= What you should do =
Reproduce all of the material word for word.

# # # #

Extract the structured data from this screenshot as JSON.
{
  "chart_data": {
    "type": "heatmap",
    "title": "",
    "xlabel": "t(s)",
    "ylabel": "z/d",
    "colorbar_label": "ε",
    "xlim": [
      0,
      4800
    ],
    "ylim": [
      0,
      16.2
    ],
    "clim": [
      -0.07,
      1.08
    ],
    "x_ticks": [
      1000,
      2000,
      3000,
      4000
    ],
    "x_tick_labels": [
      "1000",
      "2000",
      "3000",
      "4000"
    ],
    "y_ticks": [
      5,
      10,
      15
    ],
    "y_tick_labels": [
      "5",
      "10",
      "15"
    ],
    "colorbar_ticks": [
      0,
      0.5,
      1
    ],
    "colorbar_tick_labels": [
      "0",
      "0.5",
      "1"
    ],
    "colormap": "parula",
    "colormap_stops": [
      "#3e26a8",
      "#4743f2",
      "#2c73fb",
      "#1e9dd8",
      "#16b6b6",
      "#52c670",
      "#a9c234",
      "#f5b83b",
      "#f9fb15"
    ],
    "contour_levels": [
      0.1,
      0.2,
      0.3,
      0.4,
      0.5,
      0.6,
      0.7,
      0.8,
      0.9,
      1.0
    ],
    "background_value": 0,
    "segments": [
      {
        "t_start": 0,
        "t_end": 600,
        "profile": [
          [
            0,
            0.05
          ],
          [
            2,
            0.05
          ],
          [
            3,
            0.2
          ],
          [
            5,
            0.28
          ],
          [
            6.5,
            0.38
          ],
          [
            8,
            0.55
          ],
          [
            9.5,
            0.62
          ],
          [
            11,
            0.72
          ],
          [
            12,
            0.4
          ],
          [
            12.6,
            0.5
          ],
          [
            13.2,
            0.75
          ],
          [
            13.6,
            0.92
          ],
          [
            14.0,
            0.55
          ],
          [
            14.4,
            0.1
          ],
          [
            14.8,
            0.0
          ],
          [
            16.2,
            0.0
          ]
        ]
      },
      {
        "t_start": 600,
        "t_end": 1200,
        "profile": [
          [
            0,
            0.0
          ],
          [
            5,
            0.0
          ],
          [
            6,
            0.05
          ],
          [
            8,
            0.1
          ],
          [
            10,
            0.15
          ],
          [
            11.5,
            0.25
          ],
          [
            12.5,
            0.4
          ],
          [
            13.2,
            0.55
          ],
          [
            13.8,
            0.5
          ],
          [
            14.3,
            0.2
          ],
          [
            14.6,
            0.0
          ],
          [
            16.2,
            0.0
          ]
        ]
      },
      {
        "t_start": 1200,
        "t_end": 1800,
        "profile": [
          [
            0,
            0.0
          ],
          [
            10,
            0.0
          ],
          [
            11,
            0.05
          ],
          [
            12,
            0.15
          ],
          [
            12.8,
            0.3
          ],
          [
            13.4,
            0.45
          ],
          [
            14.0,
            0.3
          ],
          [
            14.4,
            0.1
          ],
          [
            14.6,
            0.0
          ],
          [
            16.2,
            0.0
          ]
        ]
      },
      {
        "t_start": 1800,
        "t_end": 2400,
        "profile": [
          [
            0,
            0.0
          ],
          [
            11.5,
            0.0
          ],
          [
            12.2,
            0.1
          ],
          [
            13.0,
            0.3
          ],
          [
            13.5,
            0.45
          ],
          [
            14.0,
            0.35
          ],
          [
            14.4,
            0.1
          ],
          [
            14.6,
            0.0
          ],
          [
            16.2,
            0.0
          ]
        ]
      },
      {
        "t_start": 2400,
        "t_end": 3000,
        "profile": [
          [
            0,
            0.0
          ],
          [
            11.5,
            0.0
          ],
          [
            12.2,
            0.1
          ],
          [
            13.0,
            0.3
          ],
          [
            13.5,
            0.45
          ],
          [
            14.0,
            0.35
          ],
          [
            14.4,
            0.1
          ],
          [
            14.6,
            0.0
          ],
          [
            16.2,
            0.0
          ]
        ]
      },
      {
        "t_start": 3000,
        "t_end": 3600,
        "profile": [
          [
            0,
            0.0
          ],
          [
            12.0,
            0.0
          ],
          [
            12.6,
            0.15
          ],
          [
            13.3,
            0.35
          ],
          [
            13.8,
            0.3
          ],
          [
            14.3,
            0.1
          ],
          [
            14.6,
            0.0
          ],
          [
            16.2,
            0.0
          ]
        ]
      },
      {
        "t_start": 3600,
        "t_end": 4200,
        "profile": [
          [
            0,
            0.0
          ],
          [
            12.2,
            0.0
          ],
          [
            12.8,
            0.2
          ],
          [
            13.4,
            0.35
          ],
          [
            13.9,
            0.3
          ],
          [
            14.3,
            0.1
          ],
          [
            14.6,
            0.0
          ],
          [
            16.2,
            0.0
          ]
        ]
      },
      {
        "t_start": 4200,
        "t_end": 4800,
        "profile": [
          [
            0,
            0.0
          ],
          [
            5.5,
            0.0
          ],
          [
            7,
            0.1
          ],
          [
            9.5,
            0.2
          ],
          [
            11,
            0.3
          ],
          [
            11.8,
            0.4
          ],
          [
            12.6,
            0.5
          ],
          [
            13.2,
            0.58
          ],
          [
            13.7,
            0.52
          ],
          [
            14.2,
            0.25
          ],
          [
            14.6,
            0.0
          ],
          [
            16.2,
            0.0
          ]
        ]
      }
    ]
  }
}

# # # #

= Expected output =
Extract the structured data from this screenshot as JSON.
{
  "chart_data": {
    "type": "heatmap",
    "title": "",
    "xlabel": "t(s)",
    "ylabel": "z/d",
    "colorbar_label": "ε",
    "xlim": [
      0,
      4800
    ],
    "ylim": [
      0,
      16.2
    ],
    "clim": [
      -0.07,
      1.08
    ],
    "x_ticks": [
      1000,
      2000,
      3000,
      4000
    ],
    "x_tick_labels": [
      "1000",
      "2000",
      "3000",
      "4000"
    ],
    "y_ticks": [
      5,
      10,
      15
    ],
    "y_tick_labels": [
      "5",
      "10",
      "15"
    ],
    "colorbar_ticks": [
      0,
      0.5,
      1
    ],
    "colorbar_tick_labels": [
      "0",
      "0.5",
      "1"
    ],
    "colormap": "parula",
    "colormap_stops": [
      "#3e26a8",
      "#4743f2",
      "#2c73fb",
      "#1e9dd8",
      "#16b6b6",
      "#52c670",
      "#a9c234",
      "#f5b83b",
      "#f9fb15"
    ],
    "contour_levels": [
      0.1,
      0.2,
      0.3,
      0.4,
      0.5,
      0.6,
      0.7,
      0.8,
      0.9,
      1.0
    ],
    "background_value": 0,
    "segments": [
      {
        "t_start": 0,
        "t_end": 600,
        "profile": [
          [
            0,
            0.05
          ],
          [
            2,
            0.05
          ],
          [
            3,
            0.2
          ],
          [
            5,
            0.28
          ],
          [
            6.5,
            0.38
          ],
          [
            8,
            0.55
          ],
          [
            9.5,
            0.62
          ],
          [
            11,
            0.72
          ],
          [
            12,
            0.4
          ],
          [
            12.6,
            0.5
          ],
          [
            13.2,
            0.75
          ],
          [
            13.6,
            0.92
          ],
          [
            14.0,
            0.55
          ],
          [
            14.4,
            0.1
          ],
          [
            14.8,
            0.0
          ],
          [
            16.2,
            0.0
          ]
        ]
      },
      {
        "t_start": 600,
        "t_end": 1200,
        "profile": [
          [
            0,
            0.0
          ],
          [
            5,
            0.0
          ],
          [
            6,
            0.05
          ],
          [
            8,
            0.1
          ],
          [
            10,
            0.15
          ],
          [
            11.5,
            0.25
          ],
          [
            12.5,
            0.4
          ],
          [
            13.2,
            0.55
          ],
          [
            13.8,
            0.5
          ],
          [
            14.3,
            0.2
          ],
          [
            14.6,
            0.0
          ],
          [
            16.2,
            0.0
          ]
        ]
      },
      {
        "t_start": 1200,
        "t_end": 1800,
        "profile": [
          [
            0,
            0.0
          ],
          [
            10,
            0.0
          ],
          [
            11,
            0.05
          ],
          [
            12,
            0.15
          ],
          [
            12.8,
            0.3
          ],
          [
            13.4,
            0.45
          ],
          [
            14.0,
            0.3
          ],
          [
            14.4,
            0.1
          ],
          [
            14.6,
            0.0
          ],
          [
            16.2,
            0.0
          ]
        ]
      },
      {
        "t_start": 1800,
        "t_end": 2400,
        "profile": [
          [
            0,
            0.0
          ],
          [
            11.5,
            0.0
          ],
          [
            12.2,
            0.1
          ],
          [
            13.0,
            0.3
          ],
          [
            13.5,
            0.45
          ],
          [
            14.0,
            0.35
          ],
          [
            14.4,
            0.1
          ],
          [
            14.6,
            0.0
          ],
          [
            16.2,
            0.0
          ]
        ]
      },
      {
        "t_start": 2400,
        "t_end": 3000,
        "profile": [
          [
            0,
            0.0
          ],
          [
            11.5,
            0.0
          ],
          [
            12.2,
            0.1
          ],
          [
            13.0,
            0.3
          ],
          [
            13.5,
            0.45
          ],
          [
            14.0,
            0.35
          ],
          [
            14.4,
            0.1
          ],
          [
            14.6,
            0.0
          ],
          [
            16.2,
            0.0
          ]
        ]
      },
      {
        "t_start": 3000,
        "t_end": 3600,
        "profile": [
          [
            0,
            0.0
          ],
          [
            12.0,
            0.0
          ],
          [
            12.6,
            0.15
          ],
          [
            13.3,
            0.35
          ],
          [
            13.8,
            0.3
          ],
          [
            14.3,
            0.1
          ],
          [
            14.6,
            0.0
          ],
          [
            16.2,
            0.0
          ]
        ]
      },
      {
        "t_start": 3600,
        "t_end": 4200,
        "profile": [
          [
            0,
            0.0
          ],
          [
            12.2,
            0.0
          ],
          [
            12.8,
            0.2
          ],
          [
            13.4,
            0.35
          ],
          [
            13.9,
            0.3
          ],
          [
            14.3,
            0.1
          ],
          [
            14.6,
            0.0
          ],
          [
            16.2,
            0.0
          ]
        ]
      },
      {
        "t_start": 4200,
        "t_end": 4800,
        "profile": [
          [
            0,
            0.0
          ],
          [
            5.5,
            0.0
          ],
          [
            7,
            0.1
          ],
          [
            9.5,
            0.2
          ],
          [
            11,
            0.3
          ],
          [
            11.8,
            0.4
          ],
          [
            12.6,
            0.5
          ],
          [
            13.2,
            0.58
          ],
          [
            13.7,
            0.52
          ],
          [
            14.2,
            0.25
          ],
          [
            14.6,
            0.0
          ],
          [
            16.2,
            0.0
          ]
        ]
      }
    ]
  }
}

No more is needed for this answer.